Records from a dataset
....

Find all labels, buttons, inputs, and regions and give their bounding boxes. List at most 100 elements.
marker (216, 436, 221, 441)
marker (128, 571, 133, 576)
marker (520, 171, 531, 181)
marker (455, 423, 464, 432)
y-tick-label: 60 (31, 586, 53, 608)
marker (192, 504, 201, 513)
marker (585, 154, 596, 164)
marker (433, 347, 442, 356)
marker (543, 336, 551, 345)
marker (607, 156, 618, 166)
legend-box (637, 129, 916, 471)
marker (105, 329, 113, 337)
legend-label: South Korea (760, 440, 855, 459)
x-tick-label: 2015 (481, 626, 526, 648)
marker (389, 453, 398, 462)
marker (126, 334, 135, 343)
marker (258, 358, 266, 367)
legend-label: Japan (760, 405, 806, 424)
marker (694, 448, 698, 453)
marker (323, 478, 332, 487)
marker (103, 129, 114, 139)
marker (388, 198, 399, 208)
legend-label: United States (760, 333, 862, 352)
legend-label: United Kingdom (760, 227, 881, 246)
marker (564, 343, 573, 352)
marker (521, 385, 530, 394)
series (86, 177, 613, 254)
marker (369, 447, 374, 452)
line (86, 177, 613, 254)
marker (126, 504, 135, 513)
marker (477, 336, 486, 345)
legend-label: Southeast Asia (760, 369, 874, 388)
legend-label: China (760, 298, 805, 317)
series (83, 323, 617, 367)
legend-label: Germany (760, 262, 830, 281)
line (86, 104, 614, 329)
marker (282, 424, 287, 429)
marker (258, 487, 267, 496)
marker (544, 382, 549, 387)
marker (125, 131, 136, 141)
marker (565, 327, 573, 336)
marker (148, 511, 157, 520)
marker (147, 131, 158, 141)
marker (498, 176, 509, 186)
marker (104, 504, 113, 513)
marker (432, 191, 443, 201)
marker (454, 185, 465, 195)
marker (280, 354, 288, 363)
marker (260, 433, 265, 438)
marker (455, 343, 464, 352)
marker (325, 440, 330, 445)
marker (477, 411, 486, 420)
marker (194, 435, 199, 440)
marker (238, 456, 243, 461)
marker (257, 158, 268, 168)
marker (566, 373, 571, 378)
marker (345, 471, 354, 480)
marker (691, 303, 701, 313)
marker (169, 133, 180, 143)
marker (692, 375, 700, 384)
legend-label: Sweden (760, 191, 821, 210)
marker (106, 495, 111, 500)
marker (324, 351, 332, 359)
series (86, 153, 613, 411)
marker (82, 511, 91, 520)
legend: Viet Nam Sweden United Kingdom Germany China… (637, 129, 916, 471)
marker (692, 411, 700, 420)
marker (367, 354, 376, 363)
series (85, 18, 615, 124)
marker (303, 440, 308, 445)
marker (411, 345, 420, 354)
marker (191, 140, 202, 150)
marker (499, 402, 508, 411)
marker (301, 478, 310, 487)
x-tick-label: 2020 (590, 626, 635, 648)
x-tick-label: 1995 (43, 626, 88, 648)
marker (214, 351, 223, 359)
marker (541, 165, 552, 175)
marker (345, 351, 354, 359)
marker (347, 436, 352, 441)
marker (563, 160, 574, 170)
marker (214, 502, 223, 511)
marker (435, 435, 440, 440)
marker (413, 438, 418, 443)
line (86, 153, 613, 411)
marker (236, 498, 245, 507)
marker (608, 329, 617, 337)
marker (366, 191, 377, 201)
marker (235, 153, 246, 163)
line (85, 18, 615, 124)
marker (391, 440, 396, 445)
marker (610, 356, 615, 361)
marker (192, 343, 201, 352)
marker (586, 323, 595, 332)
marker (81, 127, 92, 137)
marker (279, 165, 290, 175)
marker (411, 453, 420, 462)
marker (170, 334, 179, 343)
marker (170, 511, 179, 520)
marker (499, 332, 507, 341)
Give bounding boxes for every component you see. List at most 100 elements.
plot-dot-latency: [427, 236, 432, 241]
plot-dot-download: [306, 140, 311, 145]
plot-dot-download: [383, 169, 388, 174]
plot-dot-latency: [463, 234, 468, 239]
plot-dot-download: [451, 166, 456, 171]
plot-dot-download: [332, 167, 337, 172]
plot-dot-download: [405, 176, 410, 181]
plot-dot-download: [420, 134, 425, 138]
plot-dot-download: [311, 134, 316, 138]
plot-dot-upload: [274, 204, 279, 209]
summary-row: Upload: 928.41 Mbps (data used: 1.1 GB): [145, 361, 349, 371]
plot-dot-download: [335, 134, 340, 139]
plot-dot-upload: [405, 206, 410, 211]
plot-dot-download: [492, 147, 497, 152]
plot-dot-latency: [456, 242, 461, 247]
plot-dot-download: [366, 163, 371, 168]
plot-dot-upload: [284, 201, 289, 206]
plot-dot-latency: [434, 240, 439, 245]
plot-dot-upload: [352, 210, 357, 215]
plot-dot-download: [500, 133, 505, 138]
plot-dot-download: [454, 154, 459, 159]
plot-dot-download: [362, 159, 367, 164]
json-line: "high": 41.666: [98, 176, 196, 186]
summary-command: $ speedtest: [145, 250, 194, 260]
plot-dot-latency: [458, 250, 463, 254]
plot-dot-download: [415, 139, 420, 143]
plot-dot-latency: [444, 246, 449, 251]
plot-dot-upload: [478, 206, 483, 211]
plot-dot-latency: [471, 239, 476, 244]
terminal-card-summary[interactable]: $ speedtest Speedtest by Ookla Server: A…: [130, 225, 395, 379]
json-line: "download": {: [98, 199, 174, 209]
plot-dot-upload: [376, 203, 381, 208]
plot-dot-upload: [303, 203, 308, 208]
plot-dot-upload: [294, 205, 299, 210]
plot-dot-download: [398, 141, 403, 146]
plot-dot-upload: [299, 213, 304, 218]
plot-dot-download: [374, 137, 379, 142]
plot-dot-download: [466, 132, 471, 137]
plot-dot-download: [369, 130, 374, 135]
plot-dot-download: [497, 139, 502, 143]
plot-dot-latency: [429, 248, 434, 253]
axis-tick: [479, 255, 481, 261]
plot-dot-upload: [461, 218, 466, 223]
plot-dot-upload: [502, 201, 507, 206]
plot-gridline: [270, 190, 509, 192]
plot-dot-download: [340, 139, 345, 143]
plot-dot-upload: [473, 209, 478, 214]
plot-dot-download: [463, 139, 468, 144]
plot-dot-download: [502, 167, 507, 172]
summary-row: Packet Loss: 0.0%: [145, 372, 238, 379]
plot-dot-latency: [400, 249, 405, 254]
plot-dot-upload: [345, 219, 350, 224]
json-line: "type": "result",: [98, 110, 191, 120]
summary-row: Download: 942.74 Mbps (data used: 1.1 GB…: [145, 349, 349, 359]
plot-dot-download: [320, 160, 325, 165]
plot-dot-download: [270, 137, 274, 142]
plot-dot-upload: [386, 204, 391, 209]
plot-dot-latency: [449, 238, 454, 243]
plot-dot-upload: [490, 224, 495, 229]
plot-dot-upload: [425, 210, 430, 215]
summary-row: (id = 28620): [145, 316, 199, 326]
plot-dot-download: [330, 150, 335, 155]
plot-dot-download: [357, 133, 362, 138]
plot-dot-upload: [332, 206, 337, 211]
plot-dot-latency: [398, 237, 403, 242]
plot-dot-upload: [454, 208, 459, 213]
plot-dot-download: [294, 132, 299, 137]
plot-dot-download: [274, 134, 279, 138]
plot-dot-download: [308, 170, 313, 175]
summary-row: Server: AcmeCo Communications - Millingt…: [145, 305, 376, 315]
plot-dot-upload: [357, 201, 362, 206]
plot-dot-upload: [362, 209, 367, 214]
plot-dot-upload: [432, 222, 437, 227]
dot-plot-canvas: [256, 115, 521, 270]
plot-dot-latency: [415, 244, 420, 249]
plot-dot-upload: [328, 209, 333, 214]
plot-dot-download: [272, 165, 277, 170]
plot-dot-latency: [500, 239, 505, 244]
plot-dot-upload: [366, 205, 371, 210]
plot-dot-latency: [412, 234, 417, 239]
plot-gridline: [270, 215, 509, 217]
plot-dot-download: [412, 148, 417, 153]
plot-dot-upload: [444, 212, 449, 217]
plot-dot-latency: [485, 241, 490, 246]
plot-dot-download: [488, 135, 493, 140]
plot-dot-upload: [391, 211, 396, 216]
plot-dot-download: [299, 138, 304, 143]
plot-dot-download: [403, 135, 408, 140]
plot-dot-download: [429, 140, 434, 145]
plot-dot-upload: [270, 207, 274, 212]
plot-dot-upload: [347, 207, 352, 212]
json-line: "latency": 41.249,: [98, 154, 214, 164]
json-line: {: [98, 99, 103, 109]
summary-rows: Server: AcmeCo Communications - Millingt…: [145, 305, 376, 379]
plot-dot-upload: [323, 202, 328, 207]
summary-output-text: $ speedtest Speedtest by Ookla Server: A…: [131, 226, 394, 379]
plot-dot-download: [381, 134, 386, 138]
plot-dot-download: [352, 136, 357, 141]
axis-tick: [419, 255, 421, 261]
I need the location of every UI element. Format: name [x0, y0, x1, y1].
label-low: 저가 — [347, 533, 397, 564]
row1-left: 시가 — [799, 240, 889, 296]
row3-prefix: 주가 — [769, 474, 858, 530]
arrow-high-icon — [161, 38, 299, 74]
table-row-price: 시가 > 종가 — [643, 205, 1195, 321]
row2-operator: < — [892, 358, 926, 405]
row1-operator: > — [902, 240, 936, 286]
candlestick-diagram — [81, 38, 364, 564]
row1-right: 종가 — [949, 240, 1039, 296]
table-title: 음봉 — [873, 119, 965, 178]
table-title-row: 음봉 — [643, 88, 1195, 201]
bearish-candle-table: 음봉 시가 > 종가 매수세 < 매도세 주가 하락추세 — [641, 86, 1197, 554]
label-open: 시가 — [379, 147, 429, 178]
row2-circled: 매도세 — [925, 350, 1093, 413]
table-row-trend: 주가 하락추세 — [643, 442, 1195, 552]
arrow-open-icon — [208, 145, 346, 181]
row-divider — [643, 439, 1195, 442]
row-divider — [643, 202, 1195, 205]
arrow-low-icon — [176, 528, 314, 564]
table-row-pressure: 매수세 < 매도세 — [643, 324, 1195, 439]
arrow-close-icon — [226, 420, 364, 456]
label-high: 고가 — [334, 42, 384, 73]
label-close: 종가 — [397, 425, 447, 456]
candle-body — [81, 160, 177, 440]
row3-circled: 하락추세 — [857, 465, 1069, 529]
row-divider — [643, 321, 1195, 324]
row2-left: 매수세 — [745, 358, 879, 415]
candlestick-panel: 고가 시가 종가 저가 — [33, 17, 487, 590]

....

Copy the records from the start through the line that contains "marker (585, 154, 596, 164)", replacing "marker" with "dot" and leaving everything else unchanged.

Find all labels, buttons, inputs, and regions and give their bounding boxes. List at most 100 elements.
dot (216, 436, 221, 441)
dot (128, 571, 133, 576)
dot (520, 171, 531, 181)
dot (455, 423, 464, 432)
y-tick-label: 60 (31, 586, 53, 608)
dot (192, 504, 201, 513)
dot (585, 154, 596, 164)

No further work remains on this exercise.